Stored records
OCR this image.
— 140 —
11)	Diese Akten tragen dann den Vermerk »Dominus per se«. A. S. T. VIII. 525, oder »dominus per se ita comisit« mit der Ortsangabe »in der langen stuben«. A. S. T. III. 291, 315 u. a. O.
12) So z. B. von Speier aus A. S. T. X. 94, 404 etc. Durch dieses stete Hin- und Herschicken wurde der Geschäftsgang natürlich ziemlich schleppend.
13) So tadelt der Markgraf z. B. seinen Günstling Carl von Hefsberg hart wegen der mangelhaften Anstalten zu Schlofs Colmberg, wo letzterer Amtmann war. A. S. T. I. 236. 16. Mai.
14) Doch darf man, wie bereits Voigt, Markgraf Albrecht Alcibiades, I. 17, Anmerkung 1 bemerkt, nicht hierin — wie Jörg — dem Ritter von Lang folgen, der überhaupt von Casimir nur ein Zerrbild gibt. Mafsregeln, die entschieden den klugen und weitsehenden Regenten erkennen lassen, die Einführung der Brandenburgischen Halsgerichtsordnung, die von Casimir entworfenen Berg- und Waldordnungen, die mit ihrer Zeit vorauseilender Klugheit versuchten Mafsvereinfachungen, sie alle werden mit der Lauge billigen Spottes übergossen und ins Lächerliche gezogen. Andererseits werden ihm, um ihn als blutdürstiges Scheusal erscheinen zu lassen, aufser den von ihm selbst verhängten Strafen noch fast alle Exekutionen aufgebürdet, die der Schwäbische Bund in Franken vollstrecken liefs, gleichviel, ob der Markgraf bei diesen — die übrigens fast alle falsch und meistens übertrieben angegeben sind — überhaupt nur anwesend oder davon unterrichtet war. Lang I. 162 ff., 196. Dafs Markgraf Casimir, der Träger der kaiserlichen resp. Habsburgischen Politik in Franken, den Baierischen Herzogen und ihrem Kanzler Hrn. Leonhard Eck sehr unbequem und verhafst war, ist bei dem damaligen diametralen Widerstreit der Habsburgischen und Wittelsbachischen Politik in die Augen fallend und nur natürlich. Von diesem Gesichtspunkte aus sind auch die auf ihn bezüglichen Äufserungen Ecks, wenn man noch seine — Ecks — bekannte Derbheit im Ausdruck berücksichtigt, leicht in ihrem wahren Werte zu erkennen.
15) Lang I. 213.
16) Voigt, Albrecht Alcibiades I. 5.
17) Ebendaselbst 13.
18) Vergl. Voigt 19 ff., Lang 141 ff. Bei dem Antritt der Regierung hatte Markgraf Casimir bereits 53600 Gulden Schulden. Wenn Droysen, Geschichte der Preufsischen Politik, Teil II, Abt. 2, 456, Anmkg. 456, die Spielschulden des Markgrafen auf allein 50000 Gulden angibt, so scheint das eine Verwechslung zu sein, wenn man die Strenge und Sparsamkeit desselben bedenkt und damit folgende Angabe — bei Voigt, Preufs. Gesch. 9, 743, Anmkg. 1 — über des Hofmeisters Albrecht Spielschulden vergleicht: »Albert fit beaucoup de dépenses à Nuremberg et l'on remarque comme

**Exercise task**
Give all of the entries again, word for word.

**Reply to the exercise**
OCR this image.
— 140 —
11)	Diese Akten tragen dann den Vermerk »Dominus per se«. A. S. T. VIII. 525, oder »dominus per se ita comisit« mit der Ortsangabe »in der langen stuben«. A. S. T. III. 291, 315 u. a. O.
12) So z. B. von Speier aus A. S. T. X. 94, 404 etc. Durch dieses stete Hin- und Herschicken wurde der Geschäftsgang natürlich ziemlich schleppend.
13) So tadelt der Markgraf z. B. seinen Günstling Carl von Hefsberg hart wegen der mangelhaften Anstalten zu Schlofs Colmberg, wo letzterer Amtmann war. A. S. T. I. 236. 16. Mai.
14) Doch darf man, wie bereits Voigt, Markgraf Albrecht Alcibiades, I. 17, Anmerkung 1 bemerkt, nicht hierin — wie Jörg — dem Ritter von Lang folgen, der überhaupt von Casimir nur ein Zerrbild gibt. Mafsregeln, die entschieden den klugen und weitsehenden Regenten erkennen lassen, die Einführung der Brandenburgischen Halsgerichtsordnung, die von Casimir entworfenen Berg- und Waldordnungen, die mit ihrer Zeit vorauseilender Klugheit versuchten Mafsvereinfachungen, sie alle werden mit der Lauge billigen Spottes übergossen und ins Lächerliche gezogen. Andererseits werden ihm, um ihn als blutdürstiges Scheusal erscheinen zu lassen, aufser den von ihm selbst verhängten Strafen noch fast alle Exekutionen aufgebürdet, die der Schwäbische Bund in Franken vollstrecken liefs, gleichviel, ob der Markgraf bei diesen — die übrigens fast alle falsch und meistens übertrieben angegeben sind — überhaupt nur anwesend oder davon unterrichtet war. Lang I. 162 ff., 196. Dafs Markgraf Casimir, der Träger der kaiserlichen resp. Habsburgischen Politik in Franken, den Baierischen Herzogen und ihrem Kanzler Hrn. Leonhard Eck sehr unbequem und verhafst war, ist bei dem damaligen diametralen Widerstreit der Habsburgischen und Wittelsbachischen Politik in die Augen fallend und nur natürlich. Von diesem Gesichtspunkte aus sind auch die auf ihn bezüglichen Äufserungen Ecks, wenn man noch seine — Ecks — bekannte Derbheit im Ausdruck berücksichtigt, leicht in ihrem wahren Werte zu erkennen.
15) Lang I. 213.
16) Voigt, Albrecht Alcibiades I. 5.
17) Ebendaselbst 13.
18) Vergl. Voigt 19 ff., Lang 141 ff. Bei dem Antritt der Regierung hatte Markgraf Casimir bereits 53600 Gulden Schulden. Wenn Droysen, Geschichte der Preufsischen Politik, Teil II, Abt. 2, 456, Anmkg. 456, die Spielschulden des Markgrafen auf allein 50000 Gulden angibt, so scheint das eine Verwechslung zu sein, wenn man die Strenge und Sparsamkeit desselben bedenkt und damit folgende Angabe — bei Voigt, Preufs. Gesch. 9, 743, Anmkg. 1 — über des Hofmeisters Albrecht Spielschulden vergleicht: »Albert fit beaucoup de dépenses à Nuremberg et l'on remarque comme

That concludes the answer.